* START Provided records *

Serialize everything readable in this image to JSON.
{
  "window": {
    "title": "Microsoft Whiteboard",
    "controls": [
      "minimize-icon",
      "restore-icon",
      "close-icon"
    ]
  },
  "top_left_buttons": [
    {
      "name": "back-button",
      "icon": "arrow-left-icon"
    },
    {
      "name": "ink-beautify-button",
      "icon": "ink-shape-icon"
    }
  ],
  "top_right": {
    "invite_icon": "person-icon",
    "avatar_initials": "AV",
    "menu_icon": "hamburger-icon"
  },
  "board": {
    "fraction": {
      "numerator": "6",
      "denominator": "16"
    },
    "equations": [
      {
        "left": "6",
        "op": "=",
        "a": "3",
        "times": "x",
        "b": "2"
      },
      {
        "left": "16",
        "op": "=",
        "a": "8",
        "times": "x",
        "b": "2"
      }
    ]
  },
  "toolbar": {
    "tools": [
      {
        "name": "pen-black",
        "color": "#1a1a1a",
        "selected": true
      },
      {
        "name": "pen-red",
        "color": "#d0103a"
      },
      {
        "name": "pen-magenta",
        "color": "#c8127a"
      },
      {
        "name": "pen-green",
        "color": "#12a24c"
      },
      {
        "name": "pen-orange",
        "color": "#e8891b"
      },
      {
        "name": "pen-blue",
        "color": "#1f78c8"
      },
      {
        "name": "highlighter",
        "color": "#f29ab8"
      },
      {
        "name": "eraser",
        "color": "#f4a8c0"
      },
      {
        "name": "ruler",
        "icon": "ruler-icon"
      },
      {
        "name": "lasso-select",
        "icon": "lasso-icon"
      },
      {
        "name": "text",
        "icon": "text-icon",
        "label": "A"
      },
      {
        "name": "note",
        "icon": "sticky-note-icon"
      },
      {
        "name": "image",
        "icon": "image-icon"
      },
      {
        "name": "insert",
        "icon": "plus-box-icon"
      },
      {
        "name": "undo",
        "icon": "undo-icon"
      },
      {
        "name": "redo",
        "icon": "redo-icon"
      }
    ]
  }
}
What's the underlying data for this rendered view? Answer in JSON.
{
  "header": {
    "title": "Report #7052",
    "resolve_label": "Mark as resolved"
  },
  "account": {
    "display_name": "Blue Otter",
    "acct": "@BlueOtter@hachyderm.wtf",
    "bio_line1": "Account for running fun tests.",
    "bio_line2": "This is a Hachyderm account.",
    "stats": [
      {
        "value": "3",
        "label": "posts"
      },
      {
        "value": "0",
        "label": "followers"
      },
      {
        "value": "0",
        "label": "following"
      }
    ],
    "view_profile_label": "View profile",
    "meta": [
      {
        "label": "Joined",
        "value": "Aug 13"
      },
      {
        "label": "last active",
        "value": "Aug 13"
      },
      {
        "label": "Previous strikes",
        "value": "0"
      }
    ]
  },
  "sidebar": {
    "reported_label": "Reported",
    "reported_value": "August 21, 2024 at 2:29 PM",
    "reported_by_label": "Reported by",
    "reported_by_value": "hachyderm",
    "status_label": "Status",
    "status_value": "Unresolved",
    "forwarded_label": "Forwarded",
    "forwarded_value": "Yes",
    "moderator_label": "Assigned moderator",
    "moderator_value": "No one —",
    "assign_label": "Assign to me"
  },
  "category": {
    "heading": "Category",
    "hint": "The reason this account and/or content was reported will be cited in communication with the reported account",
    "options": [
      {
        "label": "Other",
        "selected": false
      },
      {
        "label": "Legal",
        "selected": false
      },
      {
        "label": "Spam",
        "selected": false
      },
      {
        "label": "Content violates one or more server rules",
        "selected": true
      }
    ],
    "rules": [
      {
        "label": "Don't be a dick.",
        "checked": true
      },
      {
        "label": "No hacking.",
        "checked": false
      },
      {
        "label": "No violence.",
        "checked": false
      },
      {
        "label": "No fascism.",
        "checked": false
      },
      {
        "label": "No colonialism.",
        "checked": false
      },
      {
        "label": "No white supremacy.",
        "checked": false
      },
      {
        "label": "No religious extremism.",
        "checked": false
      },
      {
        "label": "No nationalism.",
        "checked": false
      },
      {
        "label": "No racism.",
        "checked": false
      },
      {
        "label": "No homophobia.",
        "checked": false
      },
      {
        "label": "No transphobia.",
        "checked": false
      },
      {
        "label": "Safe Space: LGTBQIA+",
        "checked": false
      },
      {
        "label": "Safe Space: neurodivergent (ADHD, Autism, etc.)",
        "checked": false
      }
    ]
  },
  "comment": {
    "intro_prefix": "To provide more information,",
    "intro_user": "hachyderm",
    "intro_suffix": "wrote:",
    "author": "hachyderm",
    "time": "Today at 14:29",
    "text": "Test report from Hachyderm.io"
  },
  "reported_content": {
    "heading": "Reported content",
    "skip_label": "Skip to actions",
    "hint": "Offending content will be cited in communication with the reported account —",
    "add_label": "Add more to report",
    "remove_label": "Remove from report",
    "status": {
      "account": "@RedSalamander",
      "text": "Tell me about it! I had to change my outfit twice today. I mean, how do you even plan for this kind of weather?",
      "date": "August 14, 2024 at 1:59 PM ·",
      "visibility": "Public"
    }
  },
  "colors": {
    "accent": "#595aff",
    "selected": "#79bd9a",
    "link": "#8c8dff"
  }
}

* END Provided records *
* START Provided records *

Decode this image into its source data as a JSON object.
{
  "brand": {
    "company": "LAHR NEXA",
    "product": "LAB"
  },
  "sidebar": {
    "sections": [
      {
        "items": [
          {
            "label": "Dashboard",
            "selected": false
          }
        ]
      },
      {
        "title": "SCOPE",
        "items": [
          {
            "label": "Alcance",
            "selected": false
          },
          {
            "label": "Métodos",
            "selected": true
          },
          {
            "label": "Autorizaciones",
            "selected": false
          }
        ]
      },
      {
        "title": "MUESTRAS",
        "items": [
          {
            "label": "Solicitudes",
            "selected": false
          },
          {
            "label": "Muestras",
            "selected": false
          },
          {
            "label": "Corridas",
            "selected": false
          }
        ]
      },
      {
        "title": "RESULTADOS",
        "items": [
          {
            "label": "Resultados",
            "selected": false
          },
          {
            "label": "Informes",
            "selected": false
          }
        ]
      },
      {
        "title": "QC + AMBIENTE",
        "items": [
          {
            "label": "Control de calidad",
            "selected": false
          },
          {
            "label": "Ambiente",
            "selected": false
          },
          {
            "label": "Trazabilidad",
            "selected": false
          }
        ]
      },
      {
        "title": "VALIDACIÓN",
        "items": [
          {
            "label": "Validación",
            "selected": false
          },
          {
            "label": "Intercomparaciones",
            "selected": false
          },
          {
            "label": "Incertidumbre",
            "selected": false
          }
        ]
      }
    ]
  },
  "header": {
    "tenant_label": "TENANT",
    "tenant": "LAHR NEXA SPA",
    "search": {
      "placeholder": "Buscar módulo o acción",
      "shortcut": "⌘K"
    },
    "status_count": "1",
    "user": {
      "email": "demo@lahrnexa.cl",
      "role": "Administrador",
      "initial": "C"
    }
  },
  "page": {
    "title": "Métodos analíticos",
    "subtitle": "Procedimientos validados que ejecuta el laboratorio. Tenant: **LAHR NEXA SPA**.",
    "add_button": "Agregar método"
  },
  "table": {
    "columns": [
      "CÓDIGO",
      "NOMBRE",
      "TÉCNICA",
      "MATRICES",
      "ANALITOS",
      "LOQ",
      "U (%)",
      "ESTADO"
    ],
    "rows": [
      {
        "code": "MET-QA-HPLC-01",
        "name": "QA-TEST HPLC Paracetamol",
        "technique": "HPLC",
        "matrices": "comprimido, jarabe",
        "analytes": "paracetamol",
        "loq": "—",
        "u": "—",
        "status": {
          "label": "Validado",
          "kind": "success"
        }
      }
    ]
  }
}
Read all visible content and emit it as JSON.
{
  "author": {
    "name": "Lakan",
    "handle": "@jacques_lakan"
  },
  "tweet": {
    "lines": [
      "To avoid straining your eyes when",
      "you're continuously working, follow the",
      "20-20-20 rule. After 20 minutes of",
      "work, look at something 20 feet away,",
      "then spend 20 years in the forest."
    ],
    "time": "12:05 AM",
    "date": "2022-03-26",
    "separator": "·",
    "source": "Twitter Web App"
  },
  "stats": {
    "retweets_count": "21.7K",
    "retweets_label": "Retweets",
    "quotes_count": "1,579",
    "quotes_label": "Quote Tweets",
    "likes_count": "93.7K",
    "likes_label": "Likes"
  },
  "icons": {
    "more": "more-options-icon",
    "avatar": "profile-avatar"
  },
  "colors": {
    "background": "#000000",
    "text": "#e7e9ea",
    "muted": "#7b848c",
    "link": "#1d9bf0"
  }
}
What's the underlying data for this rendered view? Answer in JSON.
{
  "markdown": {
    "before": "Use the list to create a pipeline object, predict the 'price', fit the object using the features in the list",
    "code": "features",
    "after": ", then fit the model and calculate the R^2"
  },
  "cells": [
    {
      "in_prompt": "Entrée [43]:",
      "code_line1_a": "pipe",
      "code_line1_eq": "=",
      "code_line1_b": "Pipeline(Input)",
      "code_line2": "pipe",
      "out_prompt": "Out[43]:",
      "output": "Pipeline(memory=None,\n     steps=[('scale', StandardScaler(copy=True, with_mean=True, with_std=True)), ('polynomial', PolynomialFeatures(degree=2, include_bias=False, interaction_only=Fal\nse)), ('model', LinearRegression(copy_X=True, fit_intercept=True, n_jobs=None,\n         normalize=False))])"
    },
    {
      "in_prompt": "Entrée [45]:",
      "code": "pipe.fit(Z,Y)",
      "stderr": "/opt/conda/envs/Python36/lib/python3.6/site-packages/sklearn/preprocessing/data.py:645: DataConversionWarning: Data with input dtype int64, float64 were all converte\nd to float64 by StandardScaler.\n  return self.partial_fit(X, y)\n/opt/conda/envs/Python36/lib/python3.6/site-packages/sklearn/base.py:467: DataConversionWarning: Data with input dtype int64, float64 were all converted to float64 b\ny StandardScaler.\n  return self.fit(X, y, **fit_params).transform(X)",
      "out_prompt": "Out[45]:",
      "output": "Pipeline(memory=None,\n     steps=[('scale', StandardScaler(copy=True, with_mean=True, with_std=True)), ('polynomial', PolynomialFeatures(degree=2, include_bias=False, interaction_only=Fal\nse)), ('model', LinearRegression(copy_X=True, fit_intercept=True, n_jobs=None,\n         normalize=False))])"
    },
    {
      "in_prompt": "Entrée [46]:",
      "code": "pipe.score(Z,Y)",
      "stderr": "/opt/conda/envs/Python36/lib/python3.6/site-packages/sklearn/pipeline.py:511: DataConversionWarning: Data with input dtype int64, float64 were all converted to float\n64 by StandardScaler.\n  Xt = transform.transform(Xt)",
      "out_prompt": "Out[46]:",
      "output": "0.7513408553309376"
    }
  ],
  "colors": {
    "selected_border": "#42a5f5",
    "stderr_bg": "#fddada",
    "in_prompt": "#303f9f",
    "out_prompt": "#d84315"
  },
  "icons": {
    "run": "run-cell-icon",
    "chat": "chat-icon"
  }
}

* END Provided records *
* START Provided records *

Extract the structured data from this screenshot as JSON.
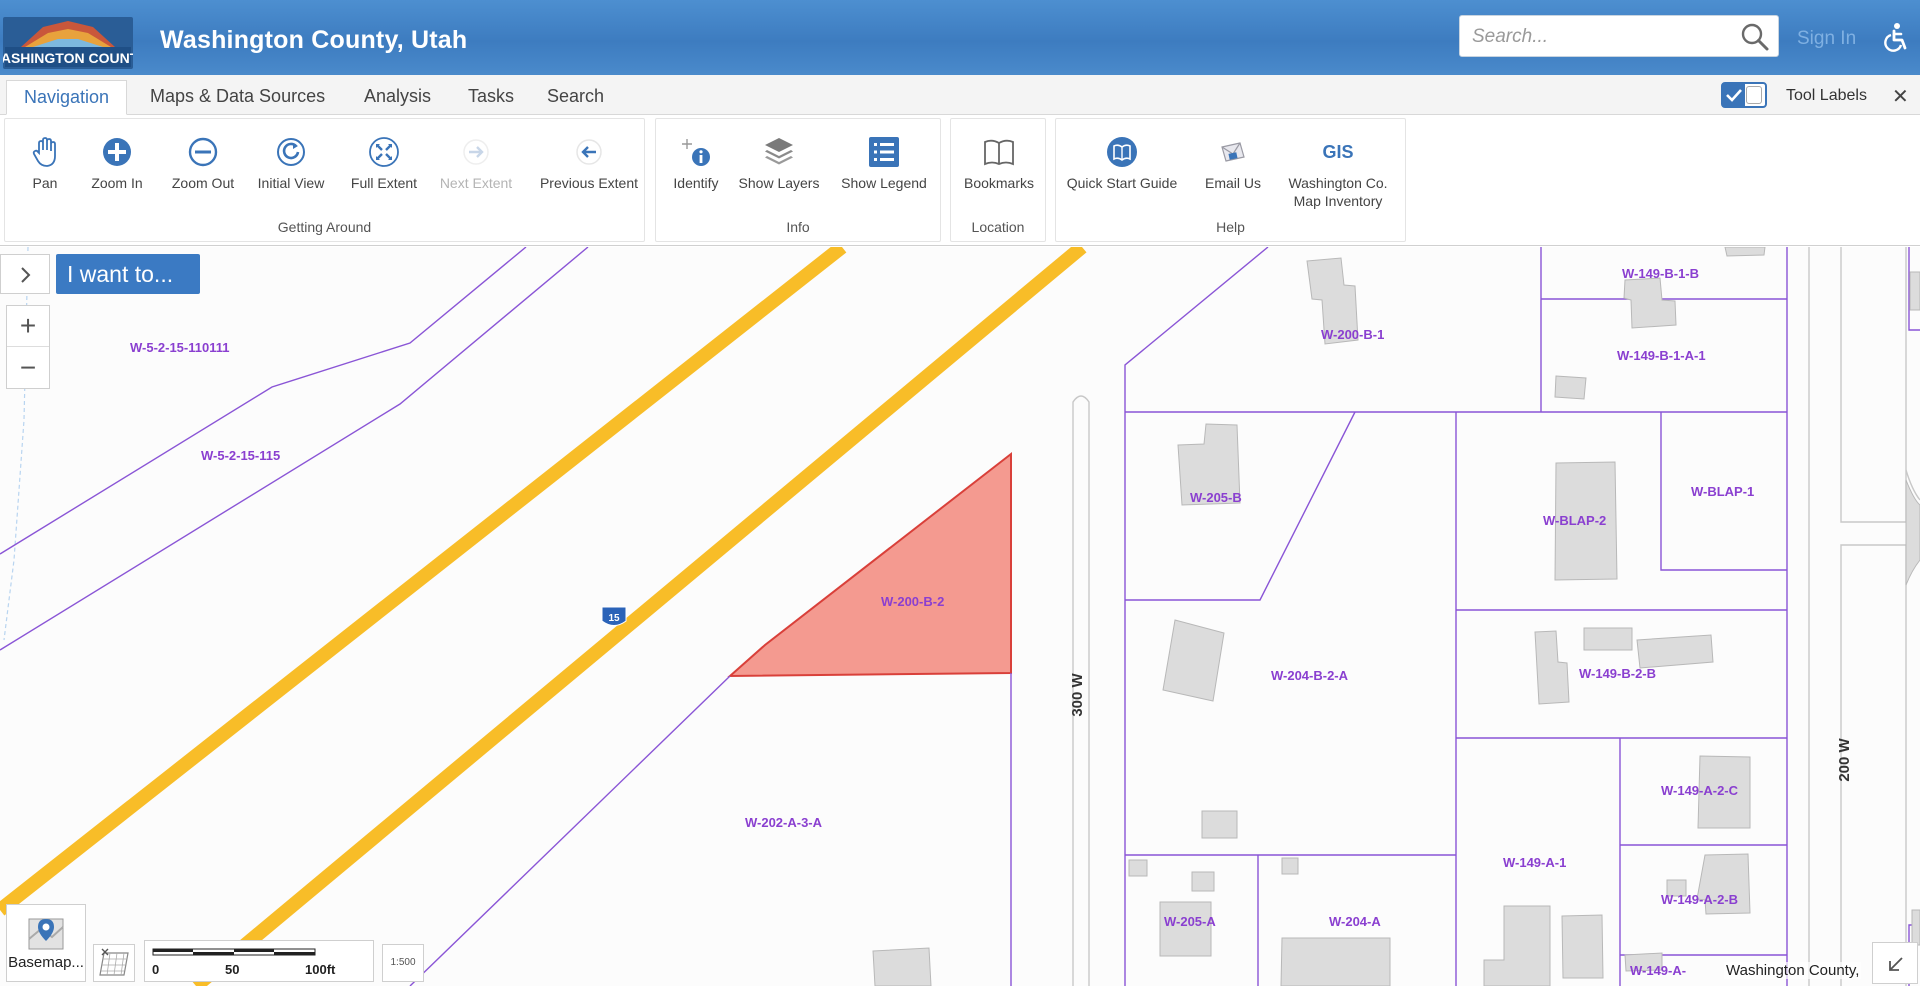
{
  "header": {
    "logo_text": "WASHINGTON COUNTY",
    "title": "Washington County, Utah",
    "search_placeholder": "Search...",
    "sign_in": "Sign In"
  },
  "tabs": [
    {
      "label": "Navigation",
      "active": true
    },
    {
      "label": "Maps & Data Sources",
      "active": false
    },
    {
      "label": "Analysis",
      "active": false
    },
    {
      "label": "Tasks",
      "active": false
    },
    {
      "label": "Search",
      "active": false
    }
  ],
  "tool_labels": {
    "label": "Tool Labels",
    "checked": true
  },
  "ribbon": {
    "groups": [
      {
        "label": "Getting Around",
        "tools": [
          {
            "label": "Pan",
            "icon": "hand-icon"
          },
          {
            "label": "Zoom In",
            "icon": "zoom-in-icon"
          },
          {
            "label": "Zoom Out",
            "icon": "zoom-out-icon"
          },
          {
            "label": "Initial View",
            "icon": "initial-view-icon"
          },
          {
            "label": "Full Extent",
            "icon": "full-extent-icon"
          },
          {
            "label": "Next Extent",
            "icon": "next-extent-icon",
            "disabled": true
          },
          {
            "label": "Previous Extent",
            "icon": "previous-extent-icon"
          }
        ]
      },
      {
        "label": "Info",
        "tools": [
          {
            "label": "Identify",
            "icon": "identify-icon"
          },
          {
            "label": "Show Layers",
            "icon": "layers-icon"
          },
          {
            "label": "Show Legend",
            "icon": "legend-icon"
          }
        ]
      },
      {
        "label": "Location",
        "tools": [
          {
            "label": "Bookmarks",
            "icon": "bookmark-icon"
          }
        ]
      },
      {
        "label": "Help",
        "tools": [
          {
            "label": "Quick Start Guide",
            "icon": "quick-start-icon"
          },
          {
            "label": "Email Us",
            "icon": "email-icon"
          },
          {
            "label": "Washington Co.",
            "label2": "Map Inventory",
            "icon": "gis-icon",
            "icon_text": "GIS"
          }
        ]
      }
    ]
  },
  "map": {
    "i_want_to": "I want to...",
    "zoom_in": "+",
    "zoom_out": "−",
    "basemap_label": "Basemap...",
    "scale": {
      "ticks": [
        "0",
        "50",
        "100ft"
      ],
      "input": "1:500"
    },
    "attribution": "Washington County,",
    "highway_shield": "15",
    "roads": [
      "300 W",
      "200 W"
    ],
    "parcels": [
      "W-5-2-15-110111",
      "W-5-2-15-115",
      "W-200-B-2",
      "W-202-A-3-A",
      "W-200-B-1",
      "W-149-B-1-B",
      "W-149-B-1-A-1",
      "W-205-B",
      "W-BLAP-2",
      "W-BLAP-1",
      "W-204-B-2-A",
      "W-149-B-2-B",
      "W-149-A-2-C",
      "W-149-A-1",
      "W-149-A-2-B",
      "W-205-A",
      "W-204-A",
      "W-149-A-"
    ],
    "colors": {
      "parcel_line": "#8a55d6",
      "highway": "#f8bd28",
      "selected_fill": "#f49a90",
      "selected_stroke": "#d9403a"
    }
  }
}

* END Provided records *

Identify which lines contain the word "Métodos" and copy each one.

            "label": "Métodos",
    "title": "Métodos analíticos",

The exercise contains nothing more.